>> start Entries
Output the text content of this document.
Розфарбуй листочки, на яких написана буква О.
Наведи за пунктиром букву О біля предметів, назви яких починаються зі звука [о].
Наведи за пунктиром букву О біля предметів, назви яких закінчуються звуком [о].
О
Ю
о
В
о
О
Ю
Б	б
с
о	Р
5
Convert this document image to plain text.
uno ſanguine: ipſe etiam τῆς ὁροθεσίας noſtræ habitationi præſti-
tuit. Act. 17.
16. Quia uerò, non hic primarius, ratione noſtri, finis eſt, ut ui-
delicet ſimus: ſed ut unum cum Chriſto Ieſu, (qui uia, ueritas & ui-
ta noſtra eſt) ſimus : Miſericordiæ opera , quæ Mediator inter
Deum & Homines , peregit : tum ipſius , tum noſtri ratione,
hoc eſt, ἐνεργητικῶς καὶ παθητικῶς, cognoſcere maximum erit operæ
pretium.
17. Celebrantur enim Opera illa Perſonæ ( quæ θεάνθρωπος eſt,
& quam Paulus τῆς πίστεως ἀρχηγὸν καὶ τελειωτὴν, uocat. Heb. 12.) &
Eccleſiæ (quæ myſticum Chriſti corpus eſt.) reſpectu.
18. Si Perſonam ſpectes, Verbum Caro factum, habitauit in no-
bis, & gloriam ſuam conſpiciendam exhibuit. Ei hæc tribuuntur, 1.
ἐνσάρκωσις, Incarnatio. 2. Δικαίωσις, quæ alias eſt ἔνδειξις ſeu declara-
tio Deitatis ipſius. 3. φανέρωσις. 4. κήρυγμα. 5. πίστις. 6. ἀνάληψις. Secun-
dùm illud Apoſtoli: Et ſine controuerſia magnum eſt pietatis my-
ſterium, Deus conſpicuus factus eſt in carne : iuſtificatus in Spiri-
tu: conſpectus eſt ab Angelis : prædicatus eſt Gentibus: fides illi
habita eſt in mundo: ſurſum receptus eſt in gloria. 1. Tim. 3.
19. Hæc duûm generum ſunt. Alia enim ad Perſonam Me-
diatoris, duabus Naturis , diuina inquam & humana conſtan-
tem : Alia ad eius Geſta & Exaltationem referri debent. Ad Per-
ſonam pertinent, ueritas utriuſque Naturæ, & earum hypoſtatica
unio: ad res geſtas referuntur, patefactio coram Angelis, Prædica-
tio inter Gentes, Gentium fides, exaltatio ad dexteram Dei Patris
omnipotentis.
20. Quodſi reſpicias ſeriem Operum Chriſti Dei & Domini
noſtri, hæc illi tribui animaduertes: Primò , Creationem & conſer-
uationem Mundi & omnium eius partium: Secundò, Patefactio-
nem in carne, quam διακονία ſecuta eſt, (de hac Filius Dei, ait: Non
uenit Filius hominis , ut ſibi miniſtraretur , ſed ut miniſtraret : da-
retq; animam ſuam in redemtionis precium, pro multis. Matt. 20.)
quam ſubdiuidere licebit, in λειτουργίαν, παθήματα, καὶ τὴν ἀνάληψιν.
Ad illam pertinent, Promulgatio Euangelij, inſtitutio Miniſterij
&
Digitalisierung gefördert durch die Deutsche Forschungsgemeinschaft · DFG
>> end Entries
» **What the task asks**
All of the entries should be written out again exactly.

» **The completed task**
Output the text content of this document.
Розфарбуй листочки, на яких написана буква О.
Наведи за пунктиром букву О біля предметів, назви яких починаються зі звука [о].
Наведи за пунктиром букву О біля предметів, назви яких закінчуються звуком [о].
О
Ю
о
В
о
О
Ю
Б	б
с
о	Р
5
Convert this document image to plain text.
uno ſanguine: ipſe etiam τῆς ὁροθεσίας noſtræ habitationi præſti-
tuit. Act. 17.
16. Quia uerò, non hic primarius, ratione noſtri, finis eſt, ut ui-
delicet ſimus: ſed ut unum cum Chriſto Ieſu, (qui uia, ueritas & ui-
ta noſtra eſt) ſimus : Miſericordiæ opera , quæ Mediator inter
Deum & Homines , peregit : tum ipſius , tum noſtri ratione,
hoc eſt, ἐνεργητικῶς καὶ παθητικῶς, cognoſcere maximum erit operæ
pretium.
17. Celebrantur enim Opera illa Perſonæ ( quæ θεάνθρωπος eſt,
& quam Paulus τῆς πίστεως ἀρχηγὸν καὶ τελειωτὴν, uocat. Heb. 12.) &
Eccleſiæ (quæ myſticum Chriſti corpus eſt.) reſpectu.
18. Si Perſonam ſpectes, Verbum Caro factum, habitauit in no-
bis, & gloriam ſuam conſpiciendam exhibuit. Ei hæc tribuuntur, 1.
ἐνσάρκωσις, Incarnatio. 2. Δικαίωσις, quæ alias eſt ἔνδειξις ſeu declara-
tio Deitatis ipſius. 3. φανέρωσις. 4. κήρυγμα. 5. πίστις. 6. ἀνάληψις. Secun-
dùm illud Apoſtoli: Et ſine controuerſia magnum eſt pietatis my-
ſterium, Deus conſpicuus factus eſt in carne : iuſtificatus in Spiri-
tu: conſpectus eſt ab Angelis : prædicatus eſt Gentibus: fides illi
habita eſt in mundo: ſurſum receptus eſt in gloria. 1. Tim. 3.
19. Hæc duûm generum ſunt. Alia enim ad Perſonam Me-
diatoris, duabus Naturis , diuina inquam & humana conſtan-
tem : Alia ad eius Geſta & Exaltationem referri debent. Ad Per-
ſonam pertinent, ueritas utriuſque Naturæ, & earum hypoſtatica
unio: ad res geſtas referuntur, patefactio coram Angelis, Prædica-
tio inter Gentes, Gentium fides, exaltatio ad dexteram Dei Patris
omnipotentis.
20. Quodſi reſpicias ſeriem Operum Chriſti Dei & Domini
noſtri, hæc illi tribui animaduertes: Primò , Creationem & conſer-
uationem Mundi & omnium eius partium: Secundò, Patefactio-
nem in carne, quam διακονία ſecuta eſt, (de hac Filius Dei, ait: Non
uenit Filius hominis , ut ſibi miniſtraretur , ſed ut miniſtraret : da-
retq; animam ſuam in redemtionis precium, pro multis. Matt. 20.)
quam ſubdiuidere licebit, in λειτουργίαν, παθήματα, καὶ τὴν ἀνάληψιν.
Ad illam pertinent, Promulgatio Euangelij, inſtitutio Miniſterij
&
Digitalisierung gefördert durch die Deutsche Forschungsgemeinschaft · DFG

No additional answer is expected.